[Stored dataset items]
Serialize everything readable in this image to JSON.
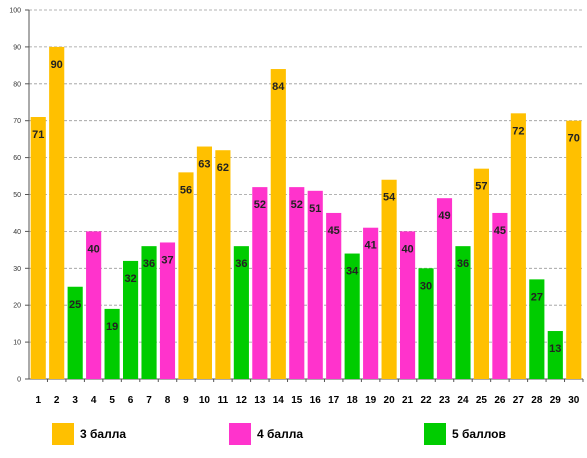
{
  "chart_data": {
    "type": "bar",
    "categories": [
      "1",
      "2",
      "3",
      "4",
      "5",
      "6",
      "7",
      "8",
      "9",
      "10",
      "11",
      "12",
      "13",
      "14",
      "15",
      "16",
      "17",
      "18",
      "19",
      "20",
      "21",
      "22",
      "23",
      "24",
      "25",
      "26",
      "27",
      "28",
      "29",
      "30"
    ],
    "values": [
      71,
      90,
      25,
      40,
      19,
      32,
      36,
      37,
      56,
      63,
      62,
      36,
      52,
      84,
      52,
      51,
      45,
      34,
      41,
      54,
      40,
      30,
      49,
      36,
      57,
      45,
      72,
      27,
      13,
      70
    ],
    "groups": [
      3,
      3,
      5,
      4,
      5,
      5,
      5,
      4,
      3,
      3,
      3,
      5,
      4,
      3,
      4,
      4,
      4,
      5,
      4,
      3,
      4,
      5,
      4,
      5,
      3,
      4,
      3,
      5,
      5,
      3
    ],
    "ylim": [
      0,
      100
    ],
    "yticks": [
      "0",
      "10",
      "20",
      "30",
      "40",
      "50",
      "60",
      "70",
      "80",
      "90",
      "100"
    ],
    "grid": true,
    "legend_position": "bottom",
    "legend": [
      {
        "group": 3,
        "label": "3 балла",
        "color": "#FFC000"
      },
      {
        "group": 4,
        "label": "4 балла",
        "color": "#FF33CC"
      },
      {
        "group": 5,
        "label": "5 баллов",
        "color": "#00CC00"
      }
    ]
  }
}
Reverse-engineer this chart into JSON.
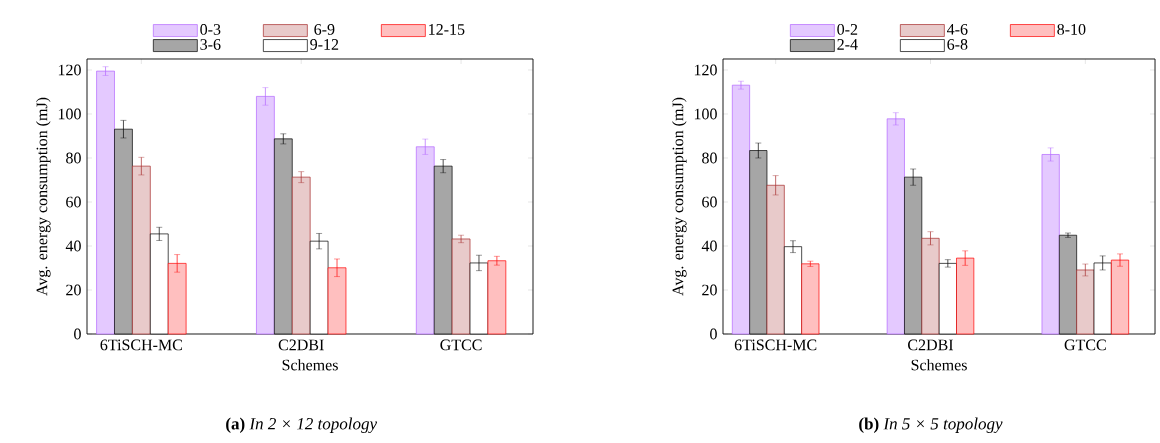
{
  "chart_data": [
    {
      "type": "bar",
      "categories": [
        "6TiSCH-MC",
        "C2DBI",
        "GTCC"
      ],
      "xlabel": "Schemes",
      "ylabel": "Avg. energy consumption (mJ)",
      "ylim": [
        0,
        125
      ],
      "yticks": [
        0,
        20,
        40,
        60,
        80,
        100,
        120
      ],
      "legend": "top",
      "series": [
        {
          "name": "0-3",
          "color": "#b266ff",
          "values": [
            119.5,
            108,
            85.1
          ],
          "errors": [
            2,
            4,
            3.5
          ]
        },
        {
          "name": "3-6",
          "color": "#000000",
          "values": [
            93.1,
            88.7,
            76.3
          ],
          "errors": [
            4,
            2.3,
            3
          ]
        },
        {
          "name": "6-9",
          "color": "#a52a2a",
          "values": [
            76.3,
            71.3,
            43.2
          ],
          "errors": [
            4,
            2.5,
            1.7
          ]
        },
        {
          "name": "9-12",
          "color": "#000000",
          "values": [
            45.5,
            42.2,
            32.3
          ],
          "errors": [
            3,
            3.5,
            3.5
          ]
        },
        {
          "name": "12-15",
          "color": "#ff0000",
          "values": [
            32.1,
            30.1,
            33.3
          ],
          "errors": [
            4,
            4,
            2
          ]
        }
      ],
      "annotations": [
        "**(a)** *In 2 × 12 topology*"
      ]
    },
    {
      "type": "bar",
      "categories": [
        "6TiSCH-MC",
        "C2DBI",
        "GTCC"
      ],
      "xlabel": "Schemes",
      "ylabel": "Avg. energy consumption (mJ)",
      "ylim": [
        0,
        125
      ],
      "yticks": [
        0,
        20,
        40,
        60,
        80,
        100,
        120
      ],
      "legend": "top",
      "series": [
        {
          "name": "0-2",
          "color": "#b266ff",
          "values": [
            113.1,
            97.8,
            81.6
          ],
          "errors": [
            1.8,
            2.8,
            3
          ]
        },
        {
          "name": "2-4",
          "color": "#000000",
          "values": [
            83.4,
            71.3,
            44.9
          ],
          "errors": [
            3.4,
            3.7,
            1
          ]
        },
        {
          "name": "4-6",
          "color": "#a52a2a",
          "values": [
            67.6,
            43.5,
            29.1
          ],
          "errors": [
            4.4,
            3,
            2.7
          ]
        },
        {
          "name": "6-8",
          "color": "#000000",
          "values": [
            39.7,
            32.1,
            32.3
          ],
          "errors": [
            2.7,
            1.7,
            3.2
          ]
        },
        {
          "name": "8-10",
          "color": "#ff0000",
          "values": [
            31.9,
            34.5,
            33.6
          ],
          "errors": [
            1.2,
            3.3,
            2.8
          ]
        }
      ],
      "annotations": [
        "**(b)** *In 5 × 5 topology*"
      ]
    }
  ]
}
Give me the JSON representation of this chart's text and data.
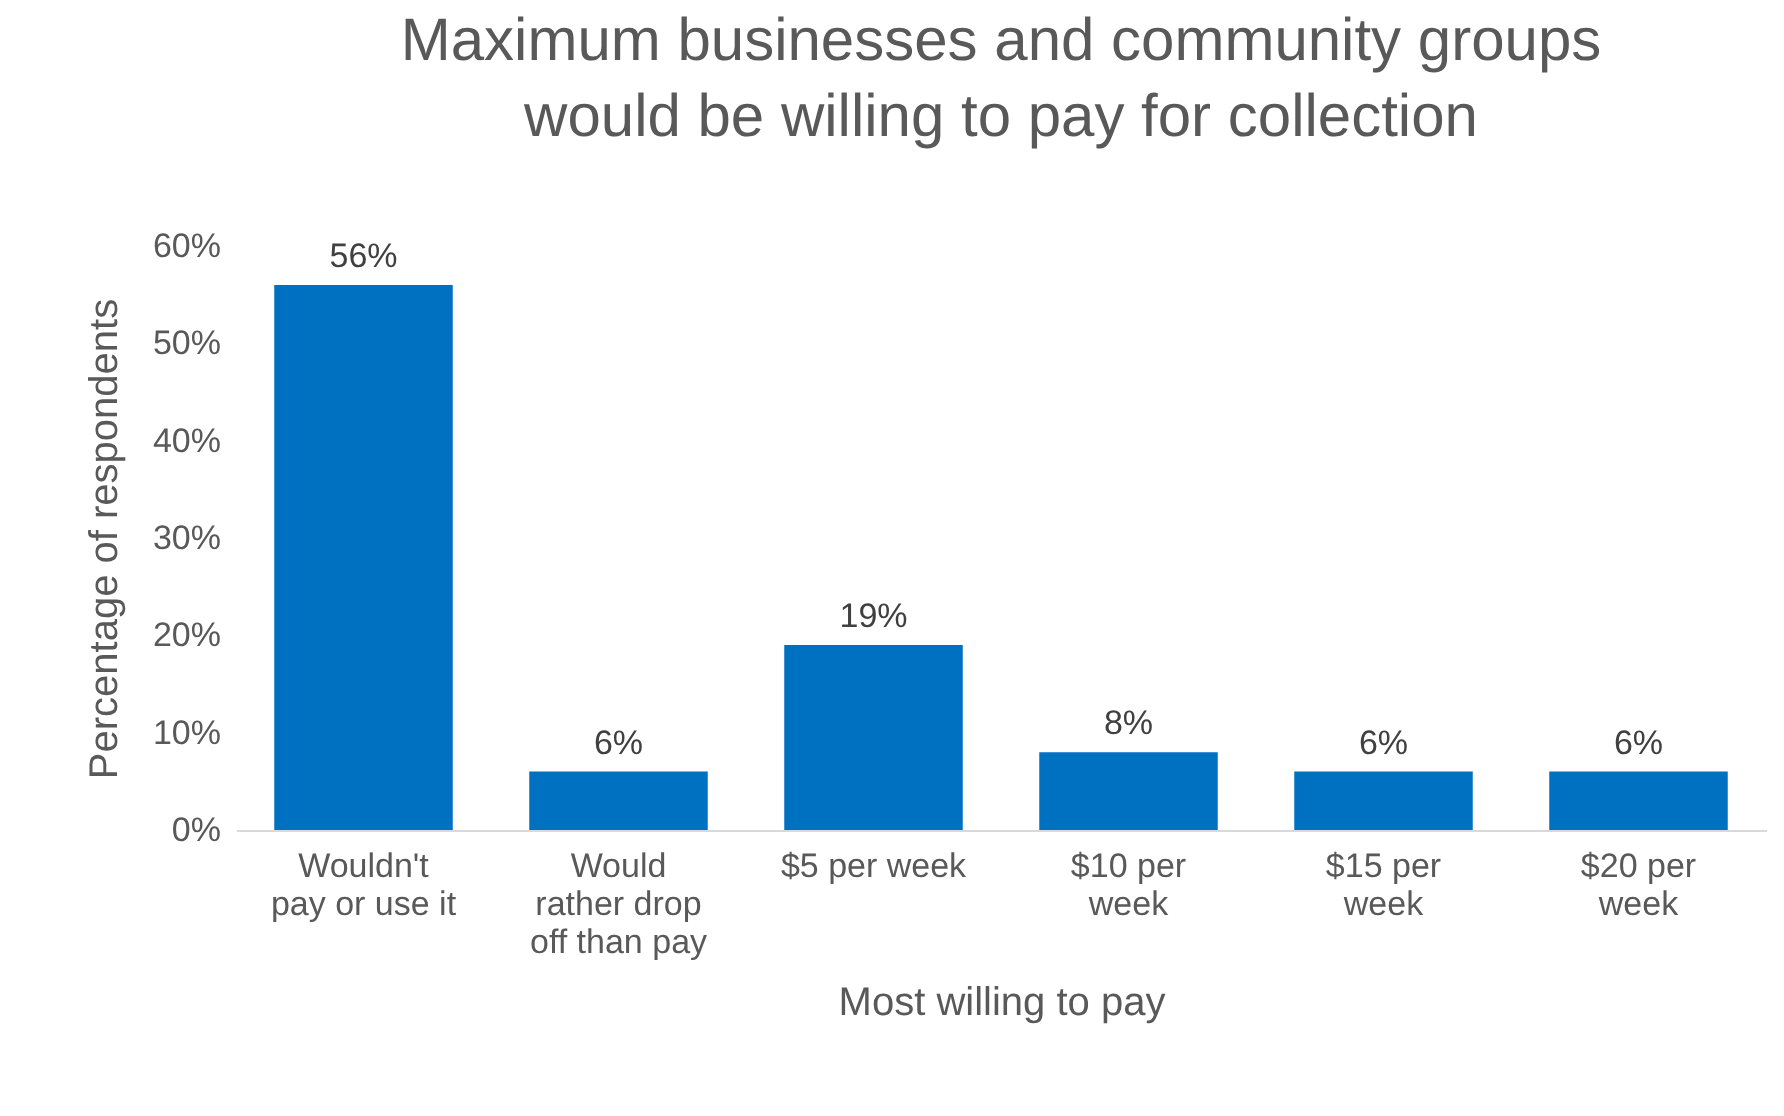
{
  "chart_data": {
    "type": "bar",
    "title": "Maximum businesses and community groups would be willing to pay for collection",
    "xlabel": "Most willing to pay",
    "ylabel": "Percentage of respondents",
    "categories": [
      "Wouldn't pay or use it",
      "Would rather drop off than pay",
      "$5 per week",
      "$10 per week",
      "$15 per week",
      "$20 per week"
    ],
    "values": [
      56,
      6,
      19,
      8,
      6,
      6
    ],
    "value_labels": [
      "56%",
      "6%",
      "19%",
      "8%",
      "6%",
      "6%"
    ],
    "color": "#0070c0",
    "ylim": [
      0,
      60
    ],
    "yticks": [
      {
        "value": 0,
        "label": "0%"
      },
      {
        "value": 10,
        "label": "10%"
      },
      {
        "value": 20,
        "label": "20%"
      },
      {
        "value": 30,
        "label": "30%"
      },
      {
        "value": 40,
        "label": "40%"
      },
      {
        "value": 50,
        "label": "50%"
      },
      {
        "value": 60,
        "label": "60%"
      }
    ],
    "grid": false
  }
}
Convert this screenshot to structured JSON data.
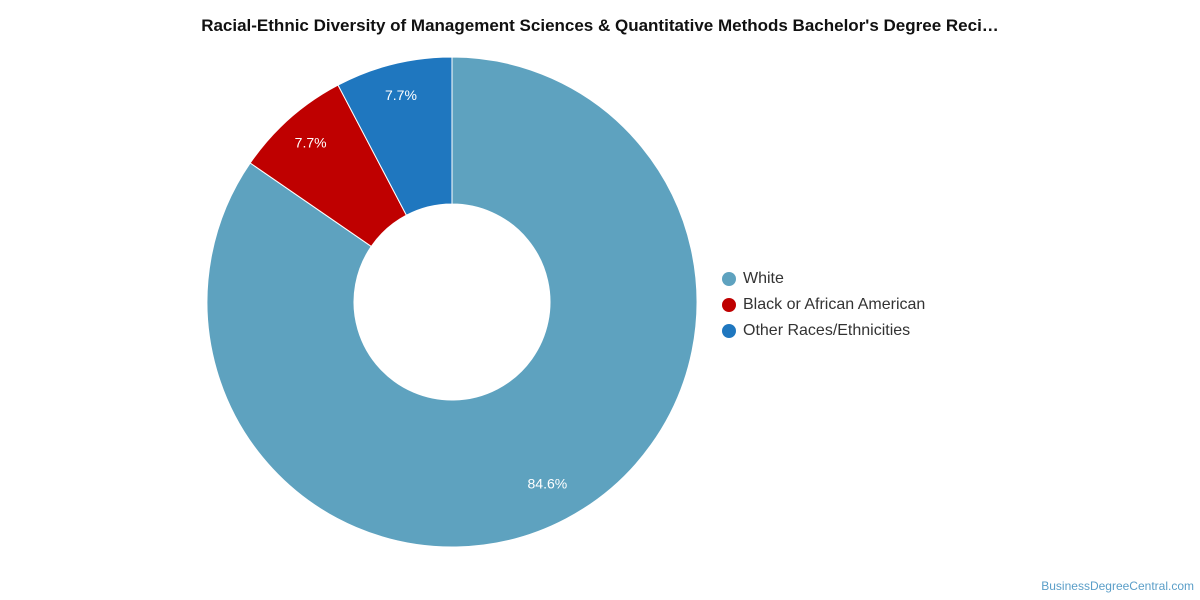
{
  "chart_data": {
    "type": "pie",
    "title": "Racial-Ethnic Diversity of Management Sciences & Quantitative Methods Bachelor's Degree Reci…",
    "donut": true,
    "legend_position": "right",
    "series": [
      {
        "name": "White",
        "value": 84.6,
        "label": "84.6%",
        "color": "#5ea2bf"
      },
      {
        "name": "Black or African American",
        "value": 7.7,
        "label": "7.7%",
        "color": "#bf0000"
      },
      {
        "name": "Other Races/Ethnicities",
        "value": 7.7,
        "label": "7.7%",
        "color": "#1f77bf"
      }
    ]
  },
  "footer": {
    "credit": "BusinessDegreeCentral.com"
  }
}
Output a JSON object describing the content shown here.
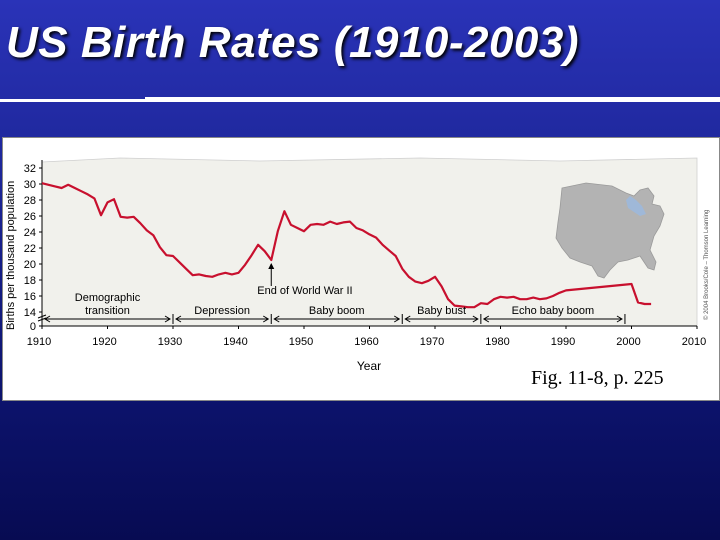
{
  "slide": {
    "title": "US Birth Rates (1910-2003)",
    "caption": "Fig. 11-8, p. 225",
    "credit": "© 2004 Brooks/Cole – Thomson Learning"
  },
  "colors": {
    "background": "#1c2596",
    "line": "#c8102e",
    "plot_background": "#f1f1ec",
    "map": "#b3b3b3",
    "lakes": "#9fb8d8"
  },
  "icons": {
    "inset_map": "us-map-icon"
  },
  "chart_data": {
    "type": "line",
    "title": "",
    "xlabel": "Year",
    "ylabel": "Births per thousand population",
    "xlim": [
      1910,
      2010
    ],
    "ylim": [
      0,
      32
    ],
    "y_axis_break": true,
    "x_ticks": [
      1910,
      1920,
      1930,
      1940,
      1950,
      1960,
      1970,
      1980,
      1990,
      2000,
      2010
    ],
    "y_ticks": [
      0,
      14,
      16,
      18,
      20,
      22,
      24,
      26,
      28,
      30,
      32
    ],
    "grid": false,
    "series": [
      {
        "name": "",
        "x": [
          1910,
          1911,
          1912,
          1913,
          1914,
          1915,
          1916,
          1917,
          1918,
          1919,
          1920,
          1921,
          1922,
          1923,
          1924,
          1925,
          1926,
          1927,
          1928,
          1929,
          1930,
          1931,
          1932,
          1933,
          1934,
          1935,
          1936,
          1937,
          1938,
          1939,
          1940,
          1941,
          1942,
          1943,
          1944,
          1945,
          1946,
          1947,
          1948,
          1949,
          1950,
          1951,
          1952,
          1953,
          1954,
          1955,
          1956,
          1957,
          1958,
          1959,
          1960,
          1961,
          1962,
          1963,
          1964,
          1965,
          1966,
          1967,
          1968,
          1969,
          1970,
          1971,
          1972,
          1973,
          1974,
          1975,
          1976,
          1977,
          1978,
          1979,
          1980,
          1981,
          1982,
          1983,
          1984,
          1985,
          1986,
          1987,
          1988,
          1989,
          1990,
          2000,
          2001,
          2002,
          2003
        ],
        "y": [
          30.1,
          29.9,
          29.7,
          29.5,
          29.9,
          29.5,
          29.1,
          28.7,
          28.2,
          26.1,
          27.7,
          28.1,
          25.9,
          25.8,
          25.9,
          25.1,
          24.2,
          23.6,
          22.1,
          21.1,
          21.0,
          20.2,
          19.4,
          18.6,
          18.7,
          18.5,
          18.4,
          18.7,
          18.9,
          18.7,
          18.9,
          19.9,
          21.1,
          22.4,
          21.6,
          20.5,
          24.1,
          26.6,
          24.9,
          24.5,
          24.1,
          24.9,
          25.0,
          24.9,
          25.3,
          25.0,
          25.2,
          25.3,
          24.5,
          24.2,
          23.7,
          23.3,
          22.4,
          21.7,
          21.0,
          19.4,
          18.4,
          17.8,
          17.6,
          17.9,
          18.4,
          17.2,
          15.6,
          14.8,
          14.7,
          14.6,
          14.6,
          15.1,
          15.0,
          15.6,
          15.9,
          15.8,
          15.9,
          15.6,
          15.6,
          15.8,
          15.6,
          15.7,
          16.0,
          16.4,
          16.7,
          17.5,
          15.2,
          15.0,
          15.0
        ]
      }
    ],
    "annotations": [
      {
        "text": "Demographic transition",
        "x_range": [
          1910,
          1930
        ]
      },
      {
        "text": "Depression",
        "x_range": [
          1930,
          1945
        ]
      },
      {
        "text": "End of World War II",
        "x": 1945
      },
      {
        "text": "Baby boom",
        "x_range": [
          1945,
          1965
        ]
      },
      {
        "text": "Baby bust",
        "x_range": [
          1965,
          1977
        ]
      },
      {
        "text": "Echo baby boom",
        "x_range": [
          1977,
          1999
        ]
      }
    ]
  }
}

* [Written instruction]:
Locate all lines in the listing above with the word "willing". Copy them.

* [Response]:
    "title": "Maximum businesses and community groups would be willing to pay for collection",
    "xlabel": "Most willing to pay",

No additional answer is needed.